====== Records

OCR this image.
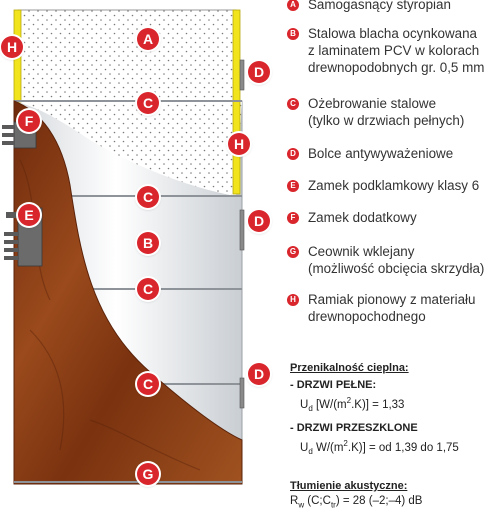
A
B
C
C
C
C
D
D
D
E
F
G
H
H
A Samogasnący styropian
B Stalowa blacha ocynkowana
z laminatem PCV w kolorach
drewnopodobnych gr. 0,5 mm
C Ożebrowanie stalowe
(tylko w drzwiach pełnych)
D Bolce antywyważeniowe
E Zamek podklamkowy klasy 6
F Zamek dodatkowy
G Ceownik wklejany
(możliwość obcięcia skrzydła)
H Ramiak pionowy z materiału
drewnopochodnego
Przenikalność cieplna:
- DRZWI PEŁNE:
$U_d$ $[W/(m^2.K)] = 1,33$
- DRZWI PRZESZKLONE
$U_d$ $W/(m^2.K)$] = od 1,39 do 1,75
Tłumienie akustyczne:
$R_w$ $(C;C_{tr}) = 28$ (–2;–4) dB
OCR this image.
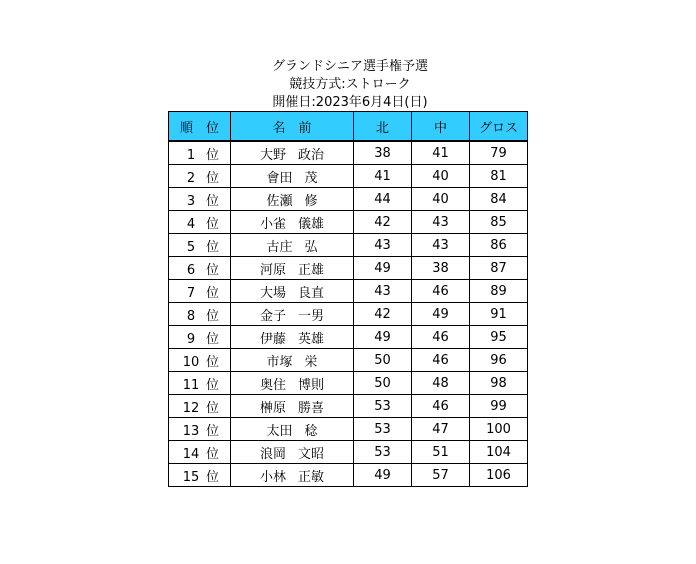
グランドシニア選手権予選
競技方式:ストローク
開催日:2023年6月4日(日)
順　位	名　前	北	中	グロス
1 位	大野 政治	38	41	79
2 位	會田 茂	41	40	81
3 位	佐瀬 修	44	40	84
4 位	小雀 儀雄	42	43	85
5 位	古庄 弘	43	43	86
6 位	河原 正雄	49	38	87
7 位	大場 良直	43	46	89
8 位	金子 一男	42	49	91
9 位	伊藤 英雄	49	46	95
10 位	市塚 栄	50	46	96
11 位	奥住 博則	50	48	98
12 位	榊原 勝喜	53	46	99
13 位	太田 稔	53	47	100
14 位	浪岡 文昭	53	51	104
15 位	小林 正敏	49	57	106
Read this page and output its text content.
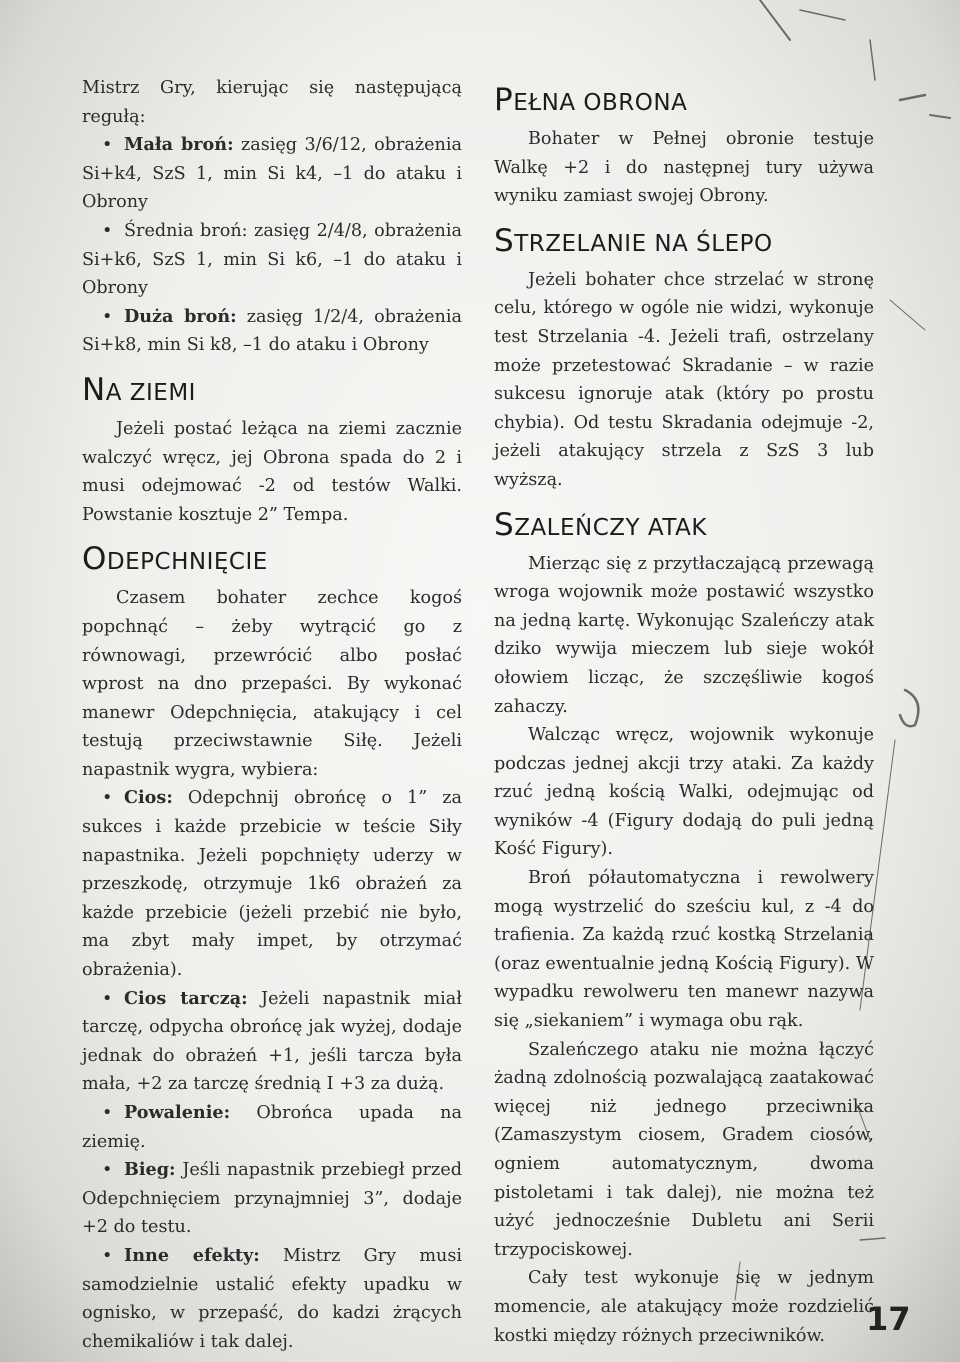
Mistrz Gry, kierując się następującą regułą:

• Mała broń: zasięg 3/6/12, obrażenia Si+k4, SzS 1, min Si k4, –1 do ataku i Obrony

• Średnia broń: zasięg 2/4/8, obrażenia Si+k6, SzS 1, min Si k6, –1 do ataku i Obrony

• Duża broń: zasięg 1/2/4, obrażenia Si+k8, min Si k8, –1 do ataku i Obrony

NA ZIEMI

Jeżeli postać leżąca na ziemi zacznie walczyć wręcz, jej Obrona spada do 2 i musi odejmować -2 od testów Walki. Powstanie kosztuje 2” Tempa.

ODEPCHNIĘCIE

Czasem bohater zechce kogoś popchnąć – żeby wytrącić go z równowagi, przewrócić albo posłać wprost na dno przepaści. By wykonać manewr Odepchnięcia, atakujący i cel testują przeciwstawnie Siłę. Jeżeli napastnik wygra, wybiera:

• Cios: Odepchnij obrońcę o 1” za sukces i każde przebicie w teście Siły napastnika. Jeżeli popchnięty uderzy w przeszkodę, otrzymuje 1k6 obrażeń za każde przebicie (jeżeli przebić nie było, ma zbyt mały impet, by otrzymać obrażenia).

• Cios tarczą: Jeżeli napastnik miał tarczę, odpycha obrońcę jak wyżej, dodaje jednak do obrażeń +1, jeśli tarcza była mała, +2 za tarczę średnią I +3 za dużą.

• Powalenie: Obrońca upada na ziemię.

• Bieg: Jeśli napastnik przebiegł przed Odepchnięciem przynajmniej 3”, dodaje +2 do testu.

• Inne efekty: Mistrz Gry musi samodzielnie ustalić efekty upadku w ognisko, w przepaść, do kadzi żrących chemikaliów i tak dalej.

PEŁNA OBRONA

Bohater w Pełnej obronie testuje Walkę +2 i do następnej tury używa wyniku zamiast swojej Obrony.

STRZELANIE NA ŚLEPO

Jeżeli bohater chce strzelać w stronę celu, którego w ogóle nie widzi, wykonuje test Strzelania -4. Jeżeli trafi, ostrzelany może przetestować Skradanie – w razie sukcesu ignoruje atak (który po prostu chybia). Od testu Skradania odejmuje -2, jeżeli atakujący strzela z SzS 3 lub wyższą.

SZALEŃCZY ATAK

Mierząc się z przytłaczającą przewagą wroga wojownik może postawić wszystko na jedną kartę. Wykonując Szaleńczy atak dziko wywija mieczem lub sieje wokół ołowiem licząc, że szczęśliwie kogoś zahaczy.

Walcząc wręcz, wojownik wykonuje podczas jednej akcji trzy ataki. Za każdy rzuć jedną kością Walki, odejmując od wyników -4 (Figury dodają do puli jedną Kość Figury).

Broń półautomatyczna i rewolwery mogą wystrzelić do sześciu kul, z -4 do trafienia. Za każdą rzuć kostką Strzelania (oraz ewentualnie jedną Kością Figury). W wypadku rewolweru ten manewr nazywa się „siekaniem” i wymaga obu rąk.

Szaleńczego ataku nie można łączyć żadną zdolnością pozwalającą zaatakować więcej niż jednego przeciwnika (Zamaszystym ciosem, Gradem ciosów, ogniem automatycznym, dwoma pistoletami i tak dalej), nie można też użyć jednocześnie Dubletu ani Serii trzypociskowej.

Cały test wykonuje się w jednym momencie, ale atakujący może rozdzielić kostki między różnych przeciwników.	17
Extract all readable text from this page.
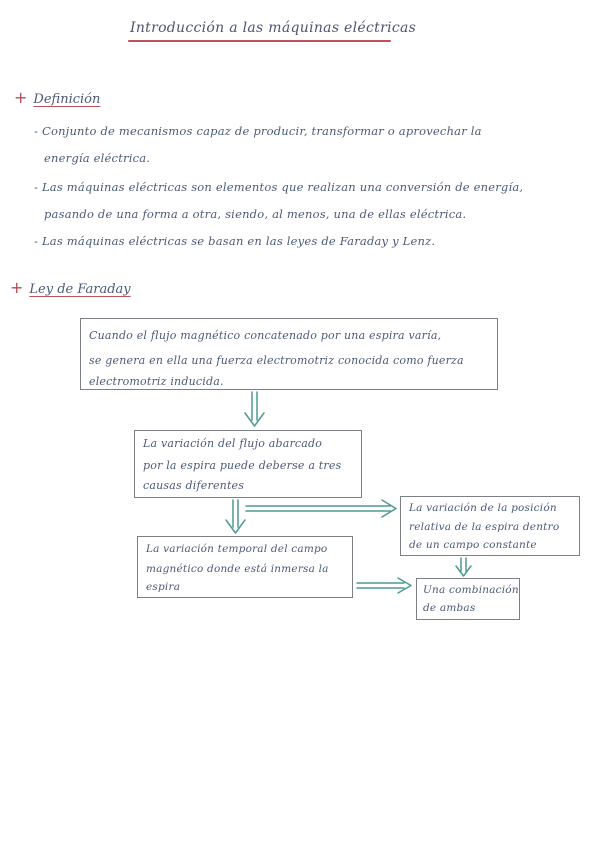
Introducción a las máquinas eléctricas
+ Definición
- Conjunto de mecanismos capaz de producir, transformar o aprovechar la
energía eléctrica.
- Las máquinas eléctricas son elementos que realizan una conversión de energía,
pasando de una forma a otra, siendo, al menos, una de ellas eléctrica.
- Las máquinas eléctricas se basan en las leyes de Faraday y Lenz.
+ Ley de Faraday

Cuando el flujo magnético concatenado por una espira varía,

se genera en ella una fuerza electromotriz conocida como fuerza

electromotriz inducida.

La variación del flujo abarcado

por la espira puede deberse a tres

causas diferentes

La variación de la posición

relativa de la espira dentro

de un campo constante

La variación temporal del campo

magnético donde está inmersa la

espira	Una combinación

de ambas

============

> Problem description: Could you repeat all of the material exactly? Pictures should not be copied.

> Reply to the exercise:
OCR this image.
A
B
C
C
C
C
D
D
D
E
F
G
H
H
A Samogasnący styropian
B Stalowa blacha ocynkowana
z laminatem PCV w kolorach
drewnopodobnych gr. 0,5 mm
C Ożebrowanie stalowe
(tylko w drzwiach pełnych)
D Bolce antywyważeniowe
E Zamek podklamkowy klasy 6
F Zamek dodatkowy
G Ceownik wklejany
(możliwość obcięcia skrzydła)
H Ramiak pionowy z materiału
drewnopochodnego
Przenikalność cieplna:
- DRZWI PEŁNE:
$U_d$ $[W/(m^2.K)] = 1,33$
- DRZWI PRZESZKLONE
$U_d$ $W/(m^2.K)$] = od 1,39 do 1,75
Tłumienie akustyczne:
$R_w$ $(C;C_{tr}) = 28$ (–2;–4) dB
OCR this image.
グランドシニア選手権予選
競技方式:ストローク
開催日:2023年6月4日(日)
順　位	名　前	北	中	グロス
1 位	大野 政治	38	41	79
2 位	會田 茂	41	40	81
3 位	佐瀬 修	44	40	84
4 位	小雀 儀雄	42	43	85
5 位	古庄 弘	43	43	86
6 位	河原 正雄	49	38	87
7 位	大場 良直	43	46	89
8 位	金子 一男	42	49	91
9 位	伊藤 英雄	49	46	95
10 位	市塚 栄	50	46	96
11 位	奥住 博則	50	48	98
12 位	榊原 勝喜	53	46	99
13 位	太田 稔	53	47	100
14 位	浪岡 文昭	53	51	104
15 位	小林 正敏	49	57	106
Read this page and output its text content.
Mistrz Gry, kierując się następującą regułą:

• Mała broń: zasięg 3/6/12, obrażenia Si+k4, SzS 1, min Si k4, –1 do ataku i Obrony

• Średnia broń: zasięg 2/4/8, obrażenia Si+k6, SzS 1, min Si k6, –1 do ataku i Obrony

• Duża broń: zasięg 1/2/4, obrażenia Si+k8, min Si k8, –1 do ataku i Obrony

NA ZIEMI

Jeżeli postać leżąca na ziemi zacznie walczyć wręcz, jej Obrona spada do 2 i musi odejmować -2 od testów Walki. Powstanie kosztuje 2” Tempa.

ODEPCHNIĘCIE

Czasem bohater zechce kogoś popchnąć – żeby wytrącić go z równowagi, przewrócić albo posłać wprost na dno przepaści. By wykonać manewr Odepchnięcia, atakujący i cel testują przeciwstawnie Siłę. Jeżeli napastnik wygra, wybiera:

• Cios: Odepchnij obrońcę o 1” za sukces i każde przebicie w teście Siły napastnika. Jeżeli popchnięty uderzy w przeszkodę, otrzymuje 1k6 obrażeń za każde przebicie (jeżeli przebić nie było, ma zbyt mały impet, by otrzymać obrażenia).

• Cios tarczą: Jeżeli napastnik miał tarczę, odpycha obrońcę jak wyżej, dodaje jednak do obrażeń +1, jeśli tarcza była mała, +2 za tarczę średnią I +3 za dużą.

• Powalenie: Obrońca upada na ziemię.

• Bieg: Jeśli napastnik przebiegł przed Odepchnięciem przynajmniej 3”, dodaje +2 do testu.

• Inne efekty: Mistrz Gry musi samodzielnie ustalić efekty upadku w ognisko, w przepaść, do kadzi żrących chemikaliów i tak dalej.

PEŁNA OBRONA

Bohater w Pełnej obronie testuje Walkę +2 i do następnej tury używa wyniku zamiast swojej Obrony.

STRZELANIE NA ŚLEPO

Jeżeli bohater chce strzelać w stronę celu, którego w ogóle nie widzi, wykonuje test Strzelania -4. Jeżeli trafi, ostrzelany może przetestować Skradanie – w razie sukcesu ignoruje atak (który po prostu chybia). Od testu Skradania odejmuje -2, jeżeli atakujący strzela z SzS 3 lub wyższą.

SZALEŃCZY ATAK

Mierząc się z przytłaczającą przewagą wroga wojownik może postawić wszystko na jedną kartę. Wykonując Szaleńczy atak dziko wywija mieczem lub sieje wokół ołowiem licząc, że szczęśliwie kogoś zahaczy.

Walcząc wręcz, wojownik wykonuje podczas jednej akcji trzy ataki. Za każdy rzuć jedną kością Walki, odejmując od wyników -4 (Figury dodają do puli jedną Kość Figury).

Broń półautomatyczna i rewolwery mogą wystrzelić do sześciu kul, z -4 do trafienia. Za każdą rzuć kostką Strzelania (oraz ewentualnie jedną Kością Figury). W wypadku rewolweru ten manewr nazywa się „siekaniem” i wymaga obu rąk.

Szaleńczego ataku nie można łączyć żadną zdolnością pozwalającą zaatakować więcej niż jednego przeciwnika (Zamaszystym ciosem, Gradem ciosów, ogniem automatycznym, dwoma pistoletami i tak dalej), nie można też użyć jednocześnie Dubletu ani Serii trzypociskowej.

Cały test wykonuje się w jednym momencie, ale atakujący może rozdzielić kostki między różnych przeciwników.	17
Extract all readable text from this page.
Introducción a las máquinas eléctricas
+ Definición
- Conjunto de mecanismos capaz de producir, transformar o aprovechar la
energía eléctrica.
- Las máquinas eléctricas son elementos que realizan una conversión de energía,
pasando de una forma a otra, siendo, al menos, una de ellas eléctrica.
- Las máquinas eléctricas se basan en las leyes de Faraday y Lenz.
+ Ley de Faraday

Cuando el flujo magnético concatenado por una espira varía,

se genera en ella una fuerza electromotriz conocida como fuerza

electromotriz inducida.

La variación del flujo abarcado

por la espira puede deberse a tres

causas diferentes

La variación de la posición

relativa de la espira dentro

de un campo constante

La variación temporal del campo

magnético donde está inmersa la

espira	Una combinación

de ambas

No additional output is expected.